Short exercise: In the entries below, find the lines that contain the word "name" and copy them.
▽
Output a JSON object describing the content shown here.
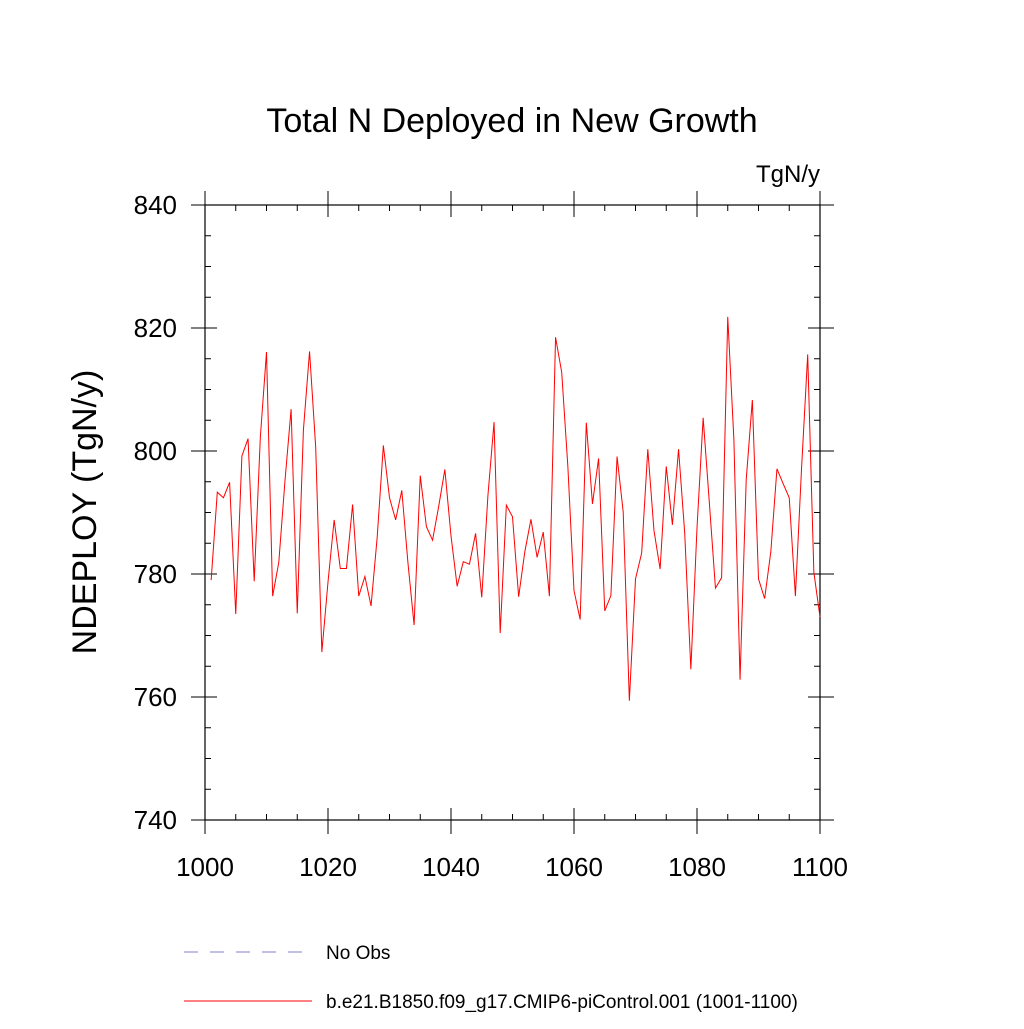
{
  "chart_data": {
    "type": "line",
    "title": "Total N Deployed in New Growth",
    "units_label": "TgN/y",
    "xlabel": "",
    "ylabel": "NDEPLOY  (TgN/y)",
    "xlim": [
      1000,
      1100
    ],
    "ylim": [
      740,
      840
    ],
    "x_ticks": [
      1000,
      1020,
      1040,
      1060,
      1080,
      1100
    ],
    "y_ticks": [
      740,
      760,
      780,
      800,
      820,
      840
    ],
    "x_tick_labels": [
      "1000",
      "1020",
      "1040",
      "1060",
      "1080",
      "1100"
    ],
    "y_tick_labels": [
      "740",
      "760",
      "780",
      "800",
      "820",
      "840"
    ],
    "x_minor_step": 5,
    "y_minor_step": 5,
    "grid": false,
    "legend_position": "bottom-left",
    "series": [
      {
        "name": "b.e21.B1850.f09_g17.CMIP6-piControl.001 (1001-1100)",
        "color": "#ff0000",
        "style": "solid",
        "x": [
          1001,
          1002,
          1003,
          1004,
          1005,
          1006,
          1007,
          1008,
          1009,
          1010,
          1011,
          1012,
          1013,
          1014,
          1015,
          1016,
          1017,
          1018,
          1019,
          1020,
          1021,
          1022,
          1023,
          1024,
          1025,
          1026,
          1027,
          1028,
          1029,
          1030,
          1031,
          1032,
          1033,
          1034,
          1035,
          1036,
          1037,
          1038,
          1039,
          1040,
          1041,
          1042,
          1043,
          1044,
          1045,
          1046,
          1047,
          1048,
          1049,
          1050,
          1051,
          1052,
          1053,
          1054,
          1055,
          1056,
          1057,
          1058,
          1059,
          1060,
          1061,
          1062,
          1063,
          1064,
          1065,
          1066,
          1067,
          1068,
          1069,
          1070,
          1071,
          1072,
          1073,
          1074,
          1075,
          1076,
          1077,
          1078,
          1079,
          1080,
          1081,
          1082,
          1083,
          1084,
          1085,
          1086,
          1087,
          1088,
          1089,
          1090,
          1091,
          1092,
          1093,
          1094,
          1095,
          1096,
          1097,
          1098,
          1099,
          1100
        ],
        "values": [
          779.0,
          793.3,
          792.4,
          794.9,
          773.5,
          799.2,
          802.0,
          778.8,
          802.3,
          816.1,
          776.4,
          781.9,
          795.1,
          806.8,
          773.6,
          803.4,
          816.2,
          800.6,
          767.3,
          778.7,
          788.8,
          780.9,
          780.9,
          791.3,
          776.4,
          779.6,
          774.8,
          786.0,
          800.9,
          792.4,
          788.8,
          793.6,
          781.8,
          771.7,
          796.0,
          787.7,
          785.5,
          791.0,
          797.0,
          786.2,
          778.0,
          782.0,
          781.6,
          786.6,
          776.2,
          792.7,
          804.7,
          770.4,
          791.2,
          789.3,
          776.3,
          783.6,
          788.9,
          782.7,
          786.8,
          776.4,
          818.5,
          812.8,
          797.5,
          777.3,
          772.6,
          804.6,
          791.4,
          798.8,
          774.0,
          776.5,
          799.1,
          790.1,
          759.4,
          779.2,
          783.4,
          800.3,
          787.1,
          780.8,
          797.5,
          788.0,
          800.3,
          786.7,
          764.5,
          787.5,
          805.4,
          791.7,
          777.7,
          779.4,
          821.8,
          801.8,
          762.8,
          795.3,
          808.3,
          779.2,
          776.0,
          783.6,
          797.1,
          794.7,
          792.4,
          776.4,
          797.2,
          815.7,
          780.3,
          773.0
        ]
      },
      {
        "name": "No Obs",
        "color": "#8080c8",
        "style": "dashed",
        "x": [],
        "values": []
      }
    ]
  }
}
△
▽
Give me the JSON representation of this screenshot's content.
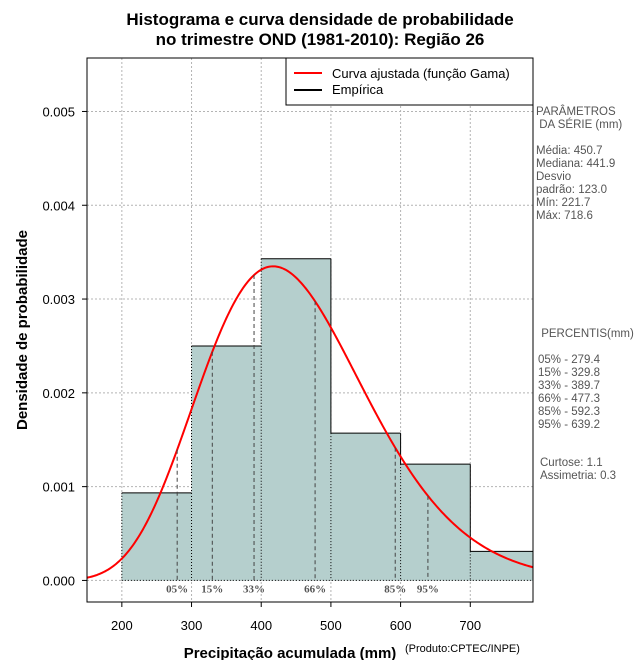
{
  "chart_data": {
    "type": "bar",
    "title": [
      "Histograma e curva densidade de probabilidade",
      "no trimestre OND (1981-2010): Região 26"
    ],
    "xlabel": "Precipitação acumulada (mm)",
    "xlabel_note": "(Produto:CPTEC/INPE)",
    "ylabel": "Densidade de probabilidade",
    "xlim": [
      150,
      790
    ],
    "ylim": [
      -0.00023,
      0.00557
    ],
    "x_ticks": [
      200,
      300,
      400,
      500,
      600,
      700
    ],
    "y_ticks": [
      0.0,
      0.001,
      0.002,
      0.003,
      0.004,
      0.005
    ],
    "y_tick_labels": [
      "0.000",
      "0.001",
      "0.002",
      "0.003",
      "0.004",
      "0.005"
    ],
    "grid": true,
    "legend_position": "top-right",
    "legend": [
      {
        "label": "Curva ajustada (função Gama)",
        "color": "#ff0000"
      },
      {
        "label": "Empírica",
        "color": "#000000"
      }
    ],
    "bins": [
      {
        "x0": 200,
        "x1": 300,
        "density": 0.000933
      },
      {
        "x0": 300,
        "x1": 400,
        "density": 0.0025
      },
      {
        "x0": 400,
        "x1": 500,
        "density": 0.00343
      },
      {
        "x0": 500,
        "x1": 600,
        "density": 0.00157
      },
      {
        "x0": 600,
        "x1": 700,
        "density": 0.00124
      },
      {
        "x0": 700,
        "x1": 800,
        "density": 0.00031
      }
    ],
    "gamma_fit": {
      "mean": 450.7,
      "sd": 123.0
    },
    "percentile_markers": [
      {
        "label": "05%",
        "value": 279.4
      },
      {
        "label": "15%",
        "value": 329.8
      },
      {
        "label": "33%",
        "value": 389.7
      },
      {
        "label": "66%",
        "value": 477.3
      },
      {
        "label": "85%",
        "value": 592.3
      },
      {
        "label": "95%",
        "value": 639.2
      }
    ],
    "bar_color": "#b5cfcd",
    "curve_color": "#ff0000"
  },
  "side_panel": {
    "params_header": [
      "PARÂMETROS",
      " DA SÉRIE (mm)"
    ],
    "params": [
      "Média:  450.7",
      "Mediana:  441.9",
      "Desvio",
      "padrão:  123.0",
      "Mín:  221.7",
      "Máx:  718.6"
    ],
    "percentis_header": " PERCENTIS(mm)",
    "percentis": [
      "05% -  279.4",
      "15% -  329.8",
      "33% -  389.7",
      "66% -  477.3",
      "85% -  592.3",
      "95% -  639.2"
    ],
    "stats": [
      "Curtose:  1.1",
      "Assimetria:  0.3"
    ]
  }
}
△
Final result:
        "name": "b.e21.B1850.f09_g17.CMIP6-piControl.001 (1001-1100)",
        "name": "No Obs",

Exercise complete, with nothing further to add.